>> Start Extracted information

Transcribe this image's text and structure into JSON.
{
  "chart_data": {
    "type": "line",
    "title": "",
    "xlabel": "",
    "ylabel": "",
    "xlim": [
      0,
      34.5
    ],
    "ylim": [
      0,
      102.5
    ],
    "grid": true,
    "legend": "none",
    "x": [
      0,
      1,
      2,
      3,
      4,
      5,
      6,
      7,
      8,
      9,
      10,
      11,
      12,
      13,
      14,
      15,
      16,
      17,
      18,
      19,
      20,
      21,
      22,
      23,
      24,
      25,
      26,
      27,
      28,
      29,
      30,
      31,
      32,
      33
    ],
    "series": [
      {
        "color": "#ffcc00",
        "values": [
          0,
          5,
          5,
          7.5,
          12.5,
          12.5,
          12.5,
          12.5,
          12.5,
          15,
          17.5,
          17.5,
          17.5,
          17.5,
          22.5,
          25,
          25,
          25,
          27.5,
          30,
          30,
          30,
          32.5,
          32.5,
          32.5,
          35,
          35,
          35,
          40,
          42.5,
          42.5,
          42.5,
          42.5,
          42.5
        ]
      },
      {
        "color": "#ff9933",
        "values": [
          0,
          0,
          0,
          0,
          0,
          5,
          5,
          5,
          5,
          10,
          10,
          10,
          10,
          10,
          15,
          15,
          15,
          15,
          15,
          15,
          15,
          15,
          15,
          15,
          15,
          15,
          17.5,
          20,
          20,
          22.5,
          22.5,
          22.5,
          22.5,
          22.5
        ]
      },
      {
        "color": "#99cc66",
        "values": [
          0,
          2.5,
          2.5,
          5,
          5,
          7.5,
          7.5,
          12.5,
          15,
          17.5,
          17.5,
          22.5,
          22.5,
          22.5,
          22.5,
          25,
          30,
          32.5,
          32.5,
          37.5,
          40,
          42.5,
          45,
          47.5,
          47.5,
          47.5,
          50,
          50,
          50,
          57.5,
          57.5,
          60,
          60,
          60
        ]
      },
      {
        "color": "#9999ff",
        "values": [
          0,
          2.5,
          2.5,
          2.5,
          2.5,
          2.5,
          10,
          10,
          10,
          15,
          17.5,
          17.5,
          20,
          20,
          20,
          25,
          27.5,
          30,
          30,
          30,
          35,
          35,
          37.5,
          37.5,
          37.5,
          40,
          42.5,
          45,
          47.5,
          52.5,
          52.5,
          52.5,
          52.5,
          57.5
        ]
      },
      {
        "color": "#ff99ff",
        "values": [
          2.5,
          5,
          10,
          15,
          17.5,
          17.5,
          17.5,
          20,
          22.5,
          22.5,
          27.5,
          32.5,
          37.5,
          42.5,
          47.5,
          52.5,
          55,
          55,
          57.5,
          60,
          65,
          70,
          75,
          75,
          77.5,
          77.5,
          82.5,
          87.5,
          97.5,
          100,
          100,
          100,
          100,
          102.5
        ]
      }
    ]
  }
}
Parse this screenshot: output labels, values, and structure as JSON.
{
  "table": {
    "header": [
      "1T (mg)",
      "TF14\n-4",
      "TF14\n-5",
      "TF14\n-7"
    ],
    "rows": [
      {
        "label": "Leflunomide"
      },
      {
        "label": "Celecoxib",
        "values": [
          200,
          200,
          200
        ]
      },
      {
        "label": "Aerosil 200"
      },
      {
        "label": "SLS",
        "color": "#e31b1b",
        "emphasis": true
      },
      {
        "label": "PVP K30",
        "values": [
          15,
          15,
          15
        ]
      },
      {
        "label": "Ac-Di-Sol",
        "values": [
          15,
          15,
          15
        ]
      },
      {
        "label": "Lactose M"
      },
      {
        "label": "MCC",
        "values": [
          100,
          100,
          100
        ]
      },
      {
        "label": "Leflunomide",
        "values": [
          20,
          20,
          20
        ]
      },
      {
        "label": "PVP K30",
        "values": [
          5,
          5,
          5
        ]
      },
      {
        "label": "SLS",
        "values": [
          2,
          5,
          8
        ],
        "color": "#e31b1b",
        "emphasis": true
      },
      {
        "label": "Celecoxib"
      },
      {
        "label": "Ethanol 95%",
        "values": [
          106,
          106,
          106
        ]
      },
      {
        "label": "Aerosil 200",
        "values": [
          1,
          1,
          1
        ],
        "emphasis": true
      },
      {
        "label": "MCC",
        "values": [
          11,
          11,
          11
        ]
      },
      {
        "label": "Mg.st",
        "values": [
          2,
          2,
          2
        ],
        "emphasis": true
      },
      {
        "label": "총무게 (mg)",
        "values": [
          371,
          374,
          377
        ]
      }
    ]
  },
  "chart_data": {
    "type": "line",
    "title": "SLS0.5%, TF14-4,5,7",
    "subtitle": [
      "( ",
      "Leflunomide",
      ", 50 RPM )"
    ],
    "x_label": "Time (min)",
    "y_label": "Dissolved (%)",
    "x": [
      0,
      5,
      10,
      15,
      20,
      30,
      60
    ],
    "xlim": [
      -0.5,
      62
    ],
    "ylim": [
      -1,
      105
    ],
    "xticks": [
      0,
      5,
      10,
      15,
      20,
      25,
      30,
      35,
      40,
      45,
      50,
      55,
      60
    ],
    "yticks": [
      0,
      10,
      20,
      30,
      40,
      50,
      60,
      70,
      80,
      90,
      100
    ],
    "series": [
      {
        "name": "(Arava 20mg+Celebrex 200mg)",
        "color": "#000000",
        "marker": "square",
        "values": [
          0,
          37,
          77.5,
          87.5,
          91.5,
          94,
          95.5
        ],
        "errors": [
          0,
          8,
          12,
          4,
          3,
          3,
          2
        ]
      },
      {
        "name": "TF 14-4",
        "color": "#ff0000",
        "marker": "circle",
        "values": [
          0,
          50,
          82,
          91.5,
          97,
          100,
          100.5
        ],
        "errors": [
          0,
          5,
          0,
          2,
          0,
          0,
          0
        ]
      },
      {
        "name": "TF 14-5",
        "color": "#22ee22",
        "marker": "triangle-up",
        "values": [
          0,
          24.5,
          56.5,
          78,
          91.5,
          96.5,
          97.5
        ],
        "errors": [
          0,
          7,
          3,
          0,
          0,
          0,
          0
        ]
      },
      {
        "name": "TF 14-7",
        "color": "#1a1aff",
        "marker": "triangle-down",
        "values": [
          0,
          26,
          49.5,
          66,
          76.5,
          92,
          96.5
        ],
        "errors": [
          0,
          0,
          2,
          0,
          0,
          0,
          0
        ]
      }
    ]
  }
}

>> End Extracted information

Description of the task: Transcribe all lines as written.

Task result:
Transcribe this image's text and structure into JSON.
{
  "chart_data": {
    "type": "line",
    "title": "",
    "xlabel": "",
    "ylabel": "",
    "xlim": [
      0,
      34.5
    ],
    "ylim": [
      0,
      102.5
    ],
    "grid": true,
    "legend": "none",
    "x": [
      0,
      1,
      2,
      3,
      4,
      5,
      6,
      7,
      8,
      9,
      10,
      11,
      12,
      13,
      14,
      15,
      16,
      17,
      18,
      19,
      20,
      21,
      22,
      23,
      24,
      25,
      26,
      27,
      28,
      29,
      30,
      31,
      32,
      33
    ],
    "series": [
      {
        "color": "#ffcc00",
        "values": [
          0,
          5,
          5,
          7.5,
          12.5,
          12.5,
          12.5,
          12.5,
          12.5,
          15,
          17.5,
          17.5,
          17.5,
          17.5,
          22.5,
          25,
          25,
          25,
          27.5,
          30,
          30,
          30,
          32.5,
          32.5,
          32.5,
          35,
          35,
          35,
          40,
          42.5,
          42.5,
          42.5,
          42.5,
          42.5
        ]
      },
      {
        "color": "#ff9933",
        "values": [
          0,
          0,
          0,
          0,
          0,
          5,
          5,
          5,
          5,
          10,
          10,
          10,
          10,
          10,
          15,
          15,
          15,
          15,
          15,
          15,
          15,
          15,
          15,
          15,
          15,
          15,
          17.5,
          20,
          20,
          22.5,
          22.5,
          22.5,
          22.5,
          22.5
        ]
      },
      {
        "color": "#99cc66",
        "values": [
          0,
          2.5,
          2.5,
          5,
          5,
          7.5,
          7.5,
          12.5,
          15,
          17.5,
          17.5,
          22.5,
          22.5,
          22.5,
          22.5,
          25,
          30,
          32.5,
          32.5,
          37.5,
          40,
          42.5,
          45,
          47.5,
          47.5,
          47.5,
          50,
          50,
          50,
          57.5,
          57.5,
          60,
          60,
          60
        ]
      },
      {
        "color": "#9999ff",
        "values": [
          0,
          2.5,
          2.5,
          2.5,
          2.5,
          2.5,
          10,
          10,
          10,
          15,
          17.5,
          17.5,
          20,
          20,
          20,
          25,
          27.5,
          30,
          30,
          30,
          35,
          35,
          37.5,
          37.5,
          37.5,
          40,
          42.5,
          45,
          47.5,
          52.5,
          52.5,
          52.5,
          52.5,
          57.5
        ]
      },
      {
        "color": "#ff99ff",
        "values": [
          2.5,
          5,
          10,
          15,
          17.5,
          17.5,
          17.5,
          20,
          22.5,
          22.5,
          27.5,
          32.5,
          37.5,
          42.5,
          47.5,
          52.5,
          55,
          55,
          57.5,
          60,
          65,
          70,
          75,
          75,
          77.5,
          77.5,
          82.5,
          87.5,
          97.5,
          100,
          100,
          100,
          100,
          102.5
        ]
      }
    ]
  }
}
Parse this screenshot: output labels, values, and structure as JSON.
{
  "table": {
    "header": [
      "1T (mg)",
      "TF14\n-4",
      "TF14\n-5",
      "TF14\n-7"
    ],
    "rows": [
      {
        "label": "Leflunomide"
      },
      {
        "label": "Celecoxib",
        "values": [
          200,
          200,
          200
        ]
      },
      {
        "label": "Aerosil 200"
      },
      {
        "label": "SLS",
        "color": "#e31b1b",
        "emphasis": true
      },
      {
        "label": "PVP K30",
        "values": [
          15,
          15,
          15
        ]
      },
      {
        "label": "Ac-Di-Sol",
        "values": [
          15,
          15,
          15
        ]
      },
      {
        "label": "Lactose M"
      },
      {
        "label": "MCC",
        "values": [
          100,
          100,
          100
        ]
      },
      {
        "label": "Leflunomide",
        "values": [
          20,
          20,
          20
        ]
      },
      {
        "label": "PVP K30",
        "values": [
          5,
          5,
          5
        ]
      },
      {
        "label": "SLS",
        "values": [
          2,
          5,
          8
        ],
        "color": "#e31b1b",
        "emphasis": true
      },
      {
        "label": "Celecoxib"
      },
      {
        "label": "Ethanol 95%",
        "values": [
          106,
          106,
          106
        ]
      },
      {
        "label": "Aerosil 200",
        "values": [
          1,
          1,
          1
        ],
        "emphasis": true
      },
      {
        "label": "MCC",
        "values": [
          11,
          11,
          11
        ]
      },
      {
        "label": "Mg.st",
        "values": [
          2,
          2,
          2
        ],
        "emphasis": true
      },
      {
        "label": "총무게 (mg)",
        "values": [
          371,
          374,
          377
        ]
      }
    ]
  },
  "chart_data": {
    "type": "line",
    "title": "SLS0.5%, TF14-4,5,7",
    "subtitle": [
      "( ",
      "Leflunomide",
      ", 50 RPM )"
    ],
    "x_label": "Time (min)",
    "y_label": "Dissolved (%)",
    "x": [
      0,
      5,
      10,
      15,
      20,
      30,
      60
    ],
    "xlim": [
      -0.5,
      62
    ],
    "ylim": [
      -1,
      105
    ],
    "xticks": [
      0,
      5,
      10,
      15,
      20,
      25,
      30,
      35,
      40,
      45,
      50,
      55,
      60
    ],
    "yticks": [
      0,
      10,
      20,
      30,
      40,
      50,
      60,
      70,
      80,
      90,
      100
    ],
    "series": [
      {
        "name": "(Arava 20mg+Celebrex 200mg)",
        "color": "#000000",
        "marker": "square",
        "values": [
          0,
          37,
          77.5,
          87.5,
          91.5,
          94,
          95.5
        ],
        "errors": [
          0,
          8,
          12,
          4,
          3,
          3,
          2
        ]
      },
      {
        "name": "TF 14-4",
        "color": "#ff0000",
        "marker": "circle",
        "values": [
          0,
          50,
          82,
          91.5,
          97,
          100,
          100.5
        ],
        "errors": [
          0,
          5,
          0,
          2,
          0,
          0,
          0
        ]
      },
      {
        "name": "TF 14-5",
        "color": "#22ee22",
        "marker": "triangle-up",
        "values": [
          0,
          24.5,
          56.5,
          78,
          91.5,
          96.5,
          97.5
        ],
        "errors": [
          0,
          7,
          3,
          0,
          0,
          0,
          0
        ]
      },
      {
        "name": "TF 14-7",
        "color": "#1a1aff",
        "marker": "triangle-down",
        "values": [
          0,
          26,
          49.5,
          66,
          76.5,
          92,
          96.5
        ],
        "errors": [
          0,
          0,
          2,
          0,
          0,
          0,
          0
        ]
      }
    ]
  }
}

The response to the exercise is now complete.